## REQUIRED WORK
Search the material below for the word "JSON" and copy every line in which it occurs.

(Dataset excerpts)
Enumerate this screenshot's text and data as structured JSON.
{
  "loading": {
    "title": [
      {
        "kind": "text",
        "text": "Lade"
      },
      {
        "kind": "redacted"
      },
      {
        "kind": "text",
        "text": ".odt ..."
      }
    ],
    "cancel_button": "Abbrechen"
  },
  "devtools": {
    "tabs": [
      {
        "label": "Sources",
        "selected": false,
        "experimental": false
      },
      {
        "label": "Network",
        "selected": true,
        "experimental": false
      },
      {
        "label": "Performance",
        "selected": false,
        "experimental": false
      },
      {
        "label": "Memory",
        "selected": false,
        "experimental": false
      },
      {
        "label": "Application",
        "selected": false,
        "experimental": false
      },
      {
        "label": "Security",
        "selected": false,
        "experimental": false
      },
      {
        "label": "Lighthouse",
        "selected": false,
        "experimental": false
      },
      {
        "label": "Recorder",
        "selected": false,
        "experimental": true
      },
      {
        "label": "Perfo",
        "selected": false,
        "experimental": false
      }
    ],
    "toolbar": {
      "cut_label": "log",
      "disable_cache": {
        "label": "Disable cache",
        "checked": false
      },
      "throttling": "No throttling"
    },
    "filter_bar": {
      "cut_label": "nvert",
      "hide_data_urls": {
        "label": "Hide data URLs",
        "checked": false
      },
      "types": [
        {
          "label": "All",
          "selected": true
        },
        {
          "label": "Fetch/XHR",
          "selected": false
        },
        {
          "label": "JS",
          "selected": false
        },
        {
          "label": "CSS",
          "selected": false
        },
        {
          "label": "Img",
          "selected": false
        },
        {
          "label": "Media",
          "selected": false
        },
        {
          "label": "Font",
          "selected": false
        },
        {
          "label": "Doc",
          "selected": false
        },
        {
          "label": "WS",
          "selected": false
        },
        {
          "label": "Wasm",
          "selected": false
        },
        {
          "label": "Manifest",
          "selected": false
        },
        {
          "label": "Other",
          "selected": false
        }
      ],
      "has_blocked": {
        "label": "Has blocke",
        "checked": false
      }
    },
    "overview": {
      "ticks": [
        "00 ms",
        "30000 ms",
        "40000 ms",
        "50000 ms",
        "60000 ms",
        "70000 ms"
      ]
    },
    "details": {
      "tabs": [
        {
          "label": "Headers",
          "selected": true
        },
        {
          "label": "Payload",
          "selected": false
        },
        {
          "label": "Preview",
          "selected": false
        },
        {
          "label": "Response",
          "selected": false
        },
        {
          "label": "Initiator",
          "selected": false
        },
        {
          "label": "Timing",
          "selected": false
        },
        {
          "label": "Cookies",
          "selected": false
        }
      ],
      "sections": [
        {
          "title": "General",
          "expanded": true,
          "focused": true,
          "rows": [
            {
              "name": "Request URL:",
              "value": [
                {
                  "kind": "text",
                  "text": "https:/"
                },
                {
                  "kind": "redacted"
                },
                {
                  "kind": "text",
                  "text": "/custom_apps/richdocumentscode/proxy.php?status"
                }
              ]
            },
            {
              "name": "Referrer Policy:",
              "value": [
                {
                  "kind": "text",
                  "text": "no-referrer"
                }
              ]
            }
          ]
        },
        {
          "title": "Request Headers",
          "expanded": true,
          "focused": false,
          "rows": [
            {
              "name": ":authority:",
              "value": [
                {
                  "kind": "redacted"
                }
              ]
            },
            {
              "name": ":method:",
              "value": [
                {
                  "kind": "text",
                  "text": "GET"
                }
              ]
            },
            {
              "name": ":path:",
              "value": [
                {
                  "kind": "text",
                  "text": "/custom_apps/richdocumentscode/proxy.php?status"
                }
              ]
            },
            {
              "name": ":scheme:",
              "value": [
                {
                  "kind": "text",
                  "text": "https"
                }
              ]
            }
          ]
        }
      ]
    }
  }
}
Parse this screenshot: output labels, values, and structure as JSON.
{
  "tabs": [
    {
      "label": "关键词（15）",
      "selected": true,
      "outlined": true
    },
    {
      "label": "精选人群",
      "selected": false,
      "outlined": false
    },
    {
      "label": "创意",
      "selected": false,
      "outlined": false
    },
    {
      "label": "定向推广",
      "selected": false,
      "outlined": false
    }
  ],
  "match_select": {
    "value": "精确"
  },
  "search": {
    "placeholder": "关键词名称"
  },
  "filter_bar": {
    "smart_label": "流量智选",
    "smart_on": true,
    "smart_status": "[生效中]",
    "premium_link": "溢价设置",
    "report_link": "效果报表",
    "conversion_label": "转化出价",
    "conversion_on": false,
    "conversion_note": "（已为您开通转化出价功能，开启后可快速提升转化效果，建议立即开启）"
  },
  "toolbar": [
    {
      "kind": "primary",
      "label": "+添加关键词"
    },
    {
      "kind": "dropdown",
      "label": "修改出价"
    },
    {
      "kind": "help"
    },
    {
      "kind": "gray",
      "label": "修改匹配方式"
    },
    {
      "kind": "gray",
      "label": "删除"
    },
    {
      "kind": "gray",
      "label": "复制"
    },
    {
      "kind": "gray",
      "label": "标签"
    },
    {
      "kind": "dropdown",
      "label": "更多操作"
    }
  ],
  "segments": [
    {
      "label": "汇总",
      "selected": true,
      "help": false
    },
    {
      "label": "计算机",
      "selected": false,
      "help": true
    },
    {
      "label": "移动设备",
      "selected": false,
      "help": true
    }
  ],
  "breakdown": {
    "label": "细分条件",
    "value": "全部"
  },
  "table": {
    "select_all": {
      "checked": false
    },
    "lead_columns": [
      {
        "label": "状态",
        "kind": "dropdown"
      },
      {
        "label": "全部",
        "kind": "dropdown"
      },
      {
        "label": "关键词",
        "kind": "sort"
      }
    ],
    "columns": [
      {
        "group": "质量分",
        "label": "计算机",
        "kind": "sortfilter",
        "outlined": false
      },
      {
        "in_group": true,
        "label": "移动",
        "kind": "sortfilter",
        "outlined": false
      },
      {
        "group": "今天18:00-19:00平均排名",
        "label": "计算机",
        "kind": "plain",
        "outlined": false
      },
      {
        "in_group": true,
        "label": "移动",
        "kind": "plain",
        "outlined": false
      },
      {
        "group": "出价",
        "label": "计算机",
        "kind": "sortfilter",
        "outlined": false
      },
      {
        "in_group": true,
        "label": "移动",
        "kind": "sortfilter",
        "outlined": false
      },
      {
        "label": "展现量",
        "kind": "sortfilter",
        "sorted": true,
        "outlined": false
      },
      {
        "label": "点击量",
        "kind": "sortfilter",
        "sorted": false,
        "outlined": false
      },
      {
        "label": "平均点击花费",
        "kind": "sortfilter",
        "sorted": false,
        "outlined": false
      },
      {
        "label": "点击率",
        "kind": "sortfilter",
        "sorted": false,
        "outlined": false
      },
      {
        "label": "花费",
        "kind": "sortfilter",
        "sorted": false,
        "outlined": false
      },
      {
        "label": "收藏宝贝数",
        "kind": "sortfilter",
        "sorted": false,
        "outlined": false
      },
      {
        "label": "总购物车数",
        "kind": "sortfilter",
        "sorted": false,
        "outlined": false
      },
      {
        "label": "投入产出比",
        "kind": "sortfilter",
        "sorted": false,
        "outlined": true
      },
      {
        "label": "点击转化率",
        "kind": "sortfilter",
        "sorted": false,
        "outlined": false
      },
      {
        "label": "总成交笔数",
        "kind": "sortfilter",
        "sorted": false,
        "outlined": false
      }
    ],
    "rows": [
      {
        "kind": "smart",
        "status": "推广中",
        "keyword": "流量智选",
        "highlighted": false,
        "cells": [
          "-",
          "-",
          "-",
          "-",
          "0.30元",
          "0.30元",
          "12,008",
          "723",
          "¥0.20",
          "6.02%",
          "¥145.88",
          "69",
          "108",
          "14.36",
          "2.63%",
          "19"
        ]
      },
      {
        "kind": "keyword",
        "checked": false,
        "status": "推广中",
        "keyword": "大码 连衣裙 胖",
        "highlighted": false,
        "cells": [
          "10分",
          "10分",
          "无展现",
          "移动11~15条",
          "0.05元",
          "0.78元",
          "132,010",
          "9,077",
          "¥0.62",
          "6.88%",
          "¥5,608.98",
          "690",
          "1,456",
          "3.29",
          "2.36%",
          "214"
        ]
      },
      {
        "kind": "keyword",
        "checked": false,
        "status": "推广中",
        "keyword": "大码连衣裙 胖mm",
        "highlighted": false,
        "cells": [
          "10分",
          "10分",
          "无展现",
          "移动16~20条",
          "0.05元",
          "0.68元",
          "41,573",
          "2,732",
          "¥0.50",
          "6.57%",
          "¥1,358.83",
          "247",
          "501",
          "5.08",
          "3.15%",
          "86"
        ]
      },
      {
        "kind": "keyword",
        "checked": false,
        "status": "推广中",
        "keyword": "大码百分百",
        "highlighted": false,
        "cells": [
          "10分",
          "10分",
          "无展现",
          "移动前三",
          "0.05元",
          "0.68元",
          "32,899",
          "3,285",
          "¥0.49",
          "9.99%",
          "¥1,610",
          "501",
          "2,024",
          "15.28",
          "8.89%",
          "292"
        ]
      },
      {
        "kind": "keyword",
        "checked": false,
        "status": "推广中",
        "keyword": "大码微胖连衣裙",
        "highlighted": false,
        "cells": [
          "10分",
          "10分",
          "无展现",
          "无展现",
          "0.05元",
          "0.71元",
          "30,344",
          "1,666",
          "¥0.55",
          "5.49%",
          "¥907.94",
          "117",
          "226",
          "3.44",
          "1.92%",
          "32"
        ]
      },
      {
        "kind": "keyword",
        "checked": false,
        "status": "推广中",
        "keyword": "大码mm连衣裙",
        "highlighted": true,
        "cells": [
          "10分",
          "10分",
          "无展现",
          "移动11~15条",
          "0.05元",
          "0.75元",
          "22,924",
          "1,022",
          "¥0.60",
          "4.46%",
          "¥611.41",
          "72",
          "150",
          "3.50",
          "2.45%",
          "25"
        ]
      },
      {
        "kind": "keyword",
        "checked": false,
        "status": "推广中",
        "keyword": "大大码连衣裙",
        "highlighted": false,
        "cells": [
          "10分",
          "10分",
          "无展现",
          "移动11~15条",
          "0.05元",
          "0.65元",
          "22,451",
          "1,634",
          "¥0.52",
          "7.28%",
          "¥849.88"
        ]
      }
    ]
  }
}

## WRITTEN ANSWER
Enumerate this screenshot's text and data as structured JSON.
Parse this screenshot: output labels, values, and structure as JSON.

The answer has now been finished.